* Start Records supplied *
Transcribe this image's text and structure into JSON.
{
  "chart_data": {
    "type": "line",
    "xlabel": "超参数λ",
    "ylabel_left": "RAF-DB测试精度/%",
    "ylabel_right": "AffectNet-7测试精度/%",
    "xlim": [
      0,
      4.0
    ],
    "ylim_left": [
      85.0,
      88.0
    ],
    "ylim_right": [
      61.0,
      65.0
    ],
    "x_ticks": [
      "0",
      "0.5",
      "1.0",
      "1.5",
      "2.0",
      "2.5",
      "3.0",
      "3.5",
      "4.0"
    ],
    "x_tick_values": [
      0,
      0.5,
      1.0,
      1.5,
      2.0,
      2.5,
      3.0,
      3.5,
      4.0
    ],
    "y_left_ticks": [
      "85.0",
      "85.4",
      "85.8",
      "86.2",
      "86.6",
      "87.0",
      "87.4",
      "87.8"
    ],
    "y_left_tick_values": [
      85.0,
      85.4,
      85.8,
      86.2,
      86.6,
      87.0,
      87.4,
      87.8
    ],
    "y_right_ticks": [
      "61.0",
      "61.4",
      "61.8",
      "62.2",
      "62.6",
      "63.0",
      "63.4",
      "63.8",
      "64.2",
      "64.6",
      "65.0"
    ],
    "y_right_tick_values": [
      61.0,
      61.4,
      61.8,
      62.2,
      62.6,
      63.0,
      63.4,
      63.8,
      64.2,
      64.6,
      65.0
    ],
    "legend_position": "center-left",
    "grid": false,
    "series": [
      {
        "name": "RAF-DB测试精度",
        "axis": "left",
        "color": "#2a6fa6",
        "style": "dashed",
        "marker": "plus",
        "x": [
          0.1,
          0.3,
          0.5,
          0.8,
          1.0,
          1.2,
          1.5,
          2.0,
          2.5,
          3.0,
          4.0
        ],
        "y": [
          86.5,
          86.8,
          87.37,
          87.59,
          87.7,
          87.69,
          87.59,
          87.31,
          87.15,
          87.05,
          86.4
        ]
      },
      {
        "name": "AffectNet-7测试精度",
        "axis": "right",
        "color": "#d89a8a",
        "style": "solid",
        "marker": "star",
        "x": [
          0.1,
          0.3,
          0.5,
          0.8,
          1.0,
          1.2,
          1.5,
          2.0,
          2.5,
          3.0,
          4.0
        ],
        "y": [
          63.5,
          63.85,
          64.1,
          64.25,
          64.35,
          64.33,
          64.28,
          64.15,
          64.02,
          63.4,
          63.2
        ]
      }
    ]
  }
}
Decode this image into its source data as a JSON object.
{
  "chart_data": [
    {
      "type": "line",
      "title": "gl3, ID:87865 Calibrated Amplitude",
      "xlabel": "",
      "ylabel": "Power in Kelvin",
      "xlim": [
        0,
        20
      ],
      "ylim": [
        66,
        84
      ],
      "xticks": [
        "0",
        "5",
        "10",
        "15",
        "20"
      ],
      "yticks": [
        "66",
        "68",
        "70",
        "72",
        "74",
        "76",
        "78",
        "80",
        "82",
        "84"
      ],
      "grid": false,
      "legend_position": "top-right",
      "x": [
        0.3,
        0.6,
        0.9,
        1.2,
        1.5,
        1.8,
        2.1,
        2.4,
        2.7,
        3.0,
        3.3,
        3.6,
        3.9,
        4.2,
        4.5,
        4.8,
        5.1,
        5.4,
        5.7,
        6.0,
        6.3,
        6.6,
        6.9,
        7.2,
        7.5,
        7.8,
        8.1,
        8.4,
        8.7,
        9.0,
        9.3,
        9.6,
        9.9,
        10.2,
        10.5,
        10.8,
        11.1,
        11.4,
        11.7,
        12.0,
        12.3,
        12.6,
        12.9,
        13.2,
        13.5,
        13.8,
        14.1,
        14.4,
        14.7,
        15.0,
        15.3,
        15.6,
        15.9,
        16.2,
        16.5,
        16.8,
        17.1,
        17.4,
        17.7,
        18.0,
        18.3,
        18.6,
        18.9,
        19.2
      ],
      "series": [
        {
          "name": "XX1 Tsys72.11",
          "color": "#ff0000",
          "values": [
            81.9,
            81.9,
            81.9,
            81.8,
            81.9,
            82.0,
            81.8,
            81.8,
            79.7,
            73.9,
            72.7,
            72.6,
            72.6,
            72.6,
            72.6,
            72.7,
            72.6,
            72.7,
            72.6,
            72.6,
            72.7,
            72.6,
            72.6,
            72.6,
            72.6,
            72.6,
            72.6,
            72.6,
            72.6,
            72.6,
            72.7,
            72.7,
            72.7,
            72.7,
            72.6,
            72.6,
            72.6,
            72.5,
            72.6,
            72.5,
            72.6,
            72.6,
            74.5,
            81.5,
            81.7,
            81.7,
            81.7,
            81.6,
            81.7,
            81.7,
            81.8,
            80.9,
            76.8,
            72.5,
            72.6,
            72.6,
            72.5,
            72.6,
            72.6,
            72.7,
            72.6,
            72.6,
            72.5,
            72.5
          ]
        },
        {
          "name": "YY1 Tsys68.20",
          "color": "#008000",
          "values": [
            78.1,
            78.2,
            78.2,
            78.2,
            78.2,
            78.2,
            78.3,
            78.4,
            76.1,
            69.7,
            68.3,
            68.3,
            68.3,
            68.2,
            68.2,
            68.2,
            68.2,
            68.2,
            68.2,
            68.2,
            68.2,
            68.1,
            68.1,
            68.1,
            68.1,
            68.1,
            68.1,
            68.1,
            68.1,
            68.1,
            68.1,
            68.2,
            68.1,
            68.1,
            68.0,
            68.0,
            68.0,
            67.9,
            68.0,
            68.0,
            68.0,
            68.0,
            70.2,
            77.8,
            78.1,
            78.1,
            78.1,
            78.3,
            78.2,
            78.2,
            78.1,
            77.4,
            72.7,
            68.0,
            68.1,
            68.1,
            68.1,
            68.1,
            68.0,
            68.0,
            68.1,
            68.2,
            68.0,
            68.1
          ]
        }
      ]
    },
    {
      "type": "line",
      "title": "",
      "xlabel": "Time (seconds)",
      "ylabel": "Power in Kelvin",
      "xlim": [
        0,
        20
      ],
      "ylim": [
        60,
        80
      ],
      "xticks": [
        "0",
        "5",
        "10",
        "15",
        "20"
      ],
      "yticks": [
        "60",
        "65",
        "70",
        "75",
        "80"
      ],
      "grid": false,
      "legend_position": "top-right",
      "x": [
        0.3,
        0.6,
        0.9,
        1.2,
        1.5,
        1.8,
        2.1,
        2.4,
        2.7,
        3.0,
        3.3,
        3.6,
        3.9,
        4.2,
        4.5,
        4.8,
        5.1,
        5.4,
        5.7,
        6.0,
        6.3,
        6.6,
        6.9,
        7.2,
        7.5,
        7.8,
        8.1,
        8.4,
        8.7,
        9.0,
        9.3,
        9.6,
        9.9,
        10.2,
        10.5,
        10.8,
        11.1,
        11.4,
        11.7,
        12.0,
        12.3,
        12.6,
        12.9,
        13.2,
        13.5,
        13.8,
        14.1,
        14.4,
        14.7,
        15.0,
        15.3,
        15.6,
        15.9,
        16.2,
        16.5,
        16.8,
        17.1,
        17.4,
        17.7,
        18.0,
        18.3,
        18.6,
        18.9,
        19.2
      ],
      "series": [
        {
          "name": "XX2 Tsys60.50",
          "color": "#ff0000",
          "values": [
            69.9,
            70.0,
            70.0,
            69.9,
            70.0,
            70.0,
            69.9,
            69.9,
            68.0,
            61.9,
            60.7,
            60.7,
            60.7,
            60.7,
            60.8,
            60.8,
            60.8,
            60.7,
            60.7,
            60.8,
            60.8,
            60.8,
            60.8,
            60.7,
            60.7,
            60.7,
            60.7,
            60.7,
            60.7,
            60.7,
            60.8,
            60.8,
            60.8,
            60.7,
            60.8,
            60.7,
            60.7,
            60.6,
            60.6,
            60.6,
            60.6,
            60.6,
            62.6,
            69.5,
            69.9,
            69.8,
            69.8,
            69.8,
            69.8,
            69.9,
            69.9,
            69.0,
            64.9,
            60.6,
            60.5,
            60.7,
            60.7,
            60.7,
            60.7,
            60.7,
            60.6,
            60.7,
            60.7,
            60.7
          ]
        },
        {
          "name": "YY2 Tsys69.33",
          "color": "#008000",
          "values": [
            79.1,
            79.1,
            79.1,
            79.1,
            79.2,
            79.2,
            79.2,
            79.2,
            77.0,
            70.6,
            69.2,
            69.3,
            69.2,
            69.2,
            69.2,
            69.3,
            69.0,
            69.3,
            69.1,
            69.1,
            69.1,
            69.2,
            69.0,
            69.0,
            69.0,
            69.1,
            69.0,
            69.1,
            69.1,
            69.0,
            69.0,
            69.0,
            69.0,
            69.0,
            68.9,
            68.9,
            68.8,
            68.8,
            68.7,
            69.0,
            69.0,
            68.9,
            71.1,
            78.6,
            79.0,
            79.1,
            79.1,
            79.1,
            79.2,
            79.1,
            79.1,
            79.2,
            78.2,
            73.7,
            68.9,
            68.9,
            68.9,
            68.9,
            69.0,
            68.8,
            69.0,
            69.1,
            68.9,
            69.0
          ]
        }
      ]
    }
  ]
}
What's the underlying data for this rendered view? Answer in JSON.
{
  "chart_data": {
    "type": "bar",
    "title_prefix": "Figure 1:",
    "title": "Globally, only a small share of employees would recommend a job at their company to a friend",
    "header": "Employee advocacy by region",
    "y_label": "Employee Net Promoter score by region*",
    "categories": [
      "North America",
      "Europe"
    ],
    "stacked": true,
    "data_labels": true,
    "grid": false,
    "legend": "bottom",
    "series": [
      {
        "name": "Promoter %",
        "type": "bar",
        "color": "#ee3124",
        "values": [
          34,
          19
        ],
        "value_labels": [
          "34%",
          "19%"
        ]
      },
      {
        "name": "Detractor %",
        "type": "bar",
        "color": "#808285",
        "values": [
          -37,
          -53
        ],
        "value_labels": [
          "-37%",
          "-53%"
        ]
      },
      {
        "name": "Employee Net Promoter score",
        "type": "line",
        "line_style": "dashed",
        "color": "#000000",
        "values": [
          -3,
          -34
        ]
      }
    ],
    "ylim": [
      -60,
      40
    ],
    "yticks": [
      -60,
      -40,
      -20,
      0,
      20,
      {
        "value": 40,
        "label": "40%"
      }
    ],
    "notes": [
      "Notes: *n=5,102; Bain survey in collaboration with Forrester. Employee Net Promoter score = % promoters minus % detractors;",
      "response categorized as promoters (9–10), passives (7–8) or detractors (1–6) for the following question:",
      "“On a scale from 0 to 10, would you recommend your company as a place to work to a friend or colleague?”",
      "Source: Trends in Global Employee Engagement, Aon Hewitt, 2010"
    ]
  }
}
* End Records supplied *
Your task is to reproduce, exactly and exclusively, the lines from the one holding "What's the underlying" through the final line of the listing.

• Problem solution
What's the underlying data for this rendered view? Answer in JSON.
{
  "chart_data": {
    "type": "bar",
    "title_prefix": "Figure 1:",
    "title": "Globally, only a small share of employees would recommend a job at their company to a friend",
    "header": "Employee advocacy by region",
    "y_label": "Employee Net Promoter score by region*",
    "categories": [
      "North America",
      "Europe"
    ],
    "stacked": true,
    "data_labels": true,
    "grid": false,
    "legend": "bottom",
    "series": [
      {
        "name": "Promoter %",
        "type": "bar",
        "color": "#ee3124",
        "values": [
          34,
          19
        ],
        "value_labels": [
          "34%",
          "19%"
        ]
      },
      {
        "name": "Detractor %",
        "type": "bar",
        "color": "#808285",
        "values": [
          -37,
          -53
        ],
        "value_labels": [
          "-37%",
          "-53%"
        ]
      },
      {
        "name": "Employee Net Promoter score",
        "type": "line",
        "line_style": "dashed",
        "color": "#000000",
        "values": [
          -3,
          -34
        ]
      }
    ],
    "ylim": [
      -60,
      40
    ],
    "yticks": [
      -60,
      -40,
      -20,
      0,
      20,
      {
        "value": 40,
        "label": "40%"
      }
    ],
    "notes": [
      "Notes: *n=5,102; Bain survey in collaboration with Forrester. Employee Net Promoter score = % promoters minus % detractors;",
      "response categorized as promoters (9–10), passives (7–8) or detractors (1–6) for the following question:",
      "“On a scale from 0 to 10, would you recommend your company as a place to work to a friend or colleague?”",
      "Source: Trends in Global Employee Engagement, Aon Hewitt, 2010"
    ]
  }
}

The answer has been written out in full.